In the listing that follows, count each line containing the string "JSON" and report only the count.

[Dataset excerpt]
********************

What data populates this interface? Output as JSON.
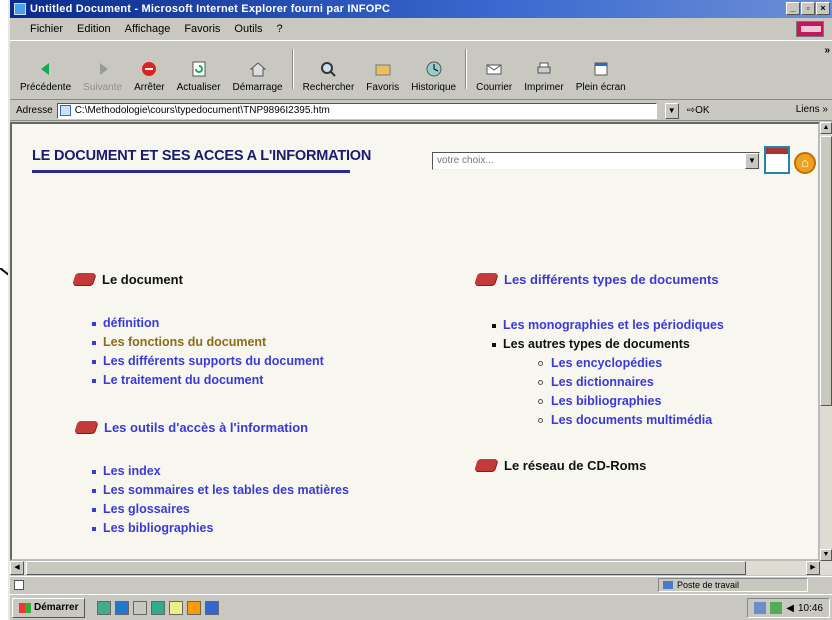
{
  "window": {
    "title": "Untitled Document - Microsoft Internet Explorer fourni par INFOPC"
  },
  "menu": {
    "items": [
      "Fichier",
      "Edition",
      "Affichage",
      "Favoris",
      "Outils",
      "?"
    ]
  },
  "toolbar": {
    "back": "Précédente",
    "forward": "Suivante",
    "stop": "Arrêter",
    "refresh": "Actualiser",
    "home": "Démarrage",
    "search": "Rechercher",
    "favorites": "Favoris",
    "history": "Historique",
    "mail": "Courrier",
    "print": "Imprimer",
    "fullscreen": "Plein écran"
  },
  "address": {
    "label": "Adresse",
    "url": "C:\\Methodologie\\cours\\typedocument\\TNP9896I2395.htm",
    "go": "OK",
    "links": "Liens"
  },
  "page": {
    "title": "LE DOCUMENT ET SES ACCES A L'INFORMATION",
    "choice_placeholder": "votre choix...",
    "sections": {
      "document": {
        "heading": "Le document",
        "items": [
          "définition",
          "Les fonctions du document",
          "Les différents supports du document",
          "Le traitement du document"
        ]
      },
      "outils": {
        "heading": "Les outils d'accès à l'information",
        "items": [
          "Les index",
          "Les sommaires et les tables des matières",
          "Les glossaires",
          "Les bibliographies"
        ]
      },
      "types": {
        "heading": "Les différents types de documents",
        "items": [
          "Les monographies et les périodiques",
          "Les autres types de documents"
        ],
        "subitems": [
          "Les encyclopédies",
          "Les dictionnaires",
          "Les bibliographies",
          "Les documents multimédia"
        ]
      },
      "reseau": {
        "heading": "Le réseau de CD-Roms"
      }
    }
  },
  "statusbar": {
    "zone": "Poste de travail"
  },
  "taskbar": {
    "start": "Démarrer",
    "clock": "10:46"
  },
  "icons": {
    "section_bullet": "book-icon",
    "calendar": "calendar-icon",
    "home": "home-icon"
  },
  "colors": {
    "link": "#3a3ad6",
    "visited": "#8b6b1a",
    "heading": "#1a1a6e",
    "book": "#c43a3a"
  }
}
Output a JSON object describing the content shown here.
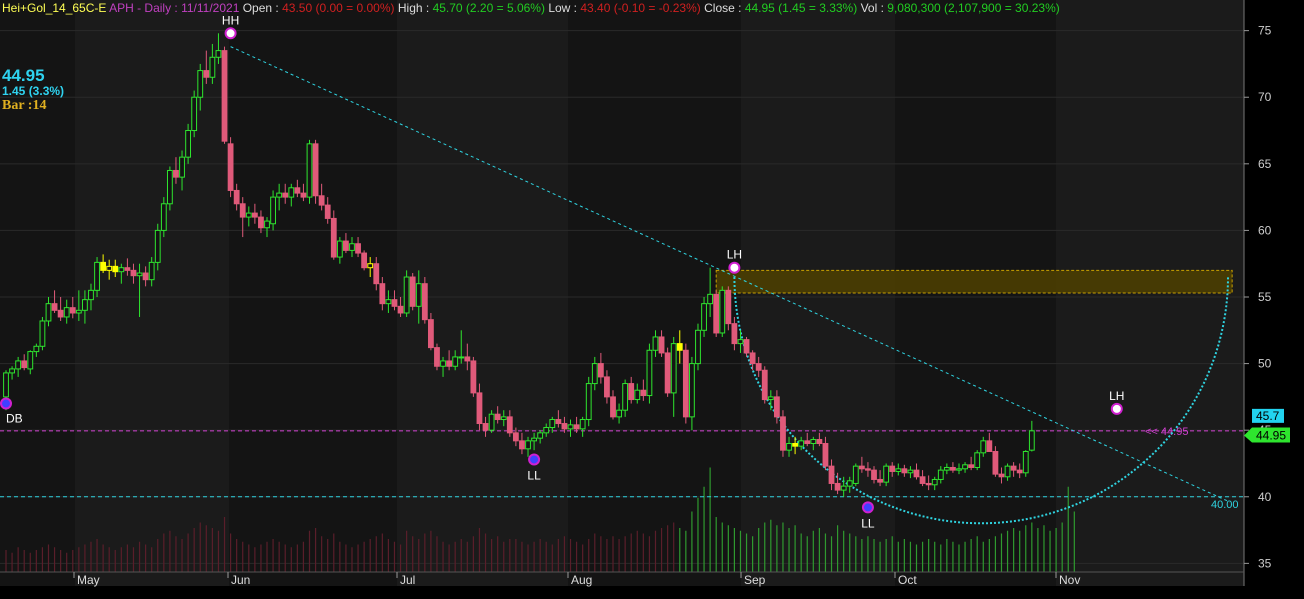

********************

Solution to the problem:
2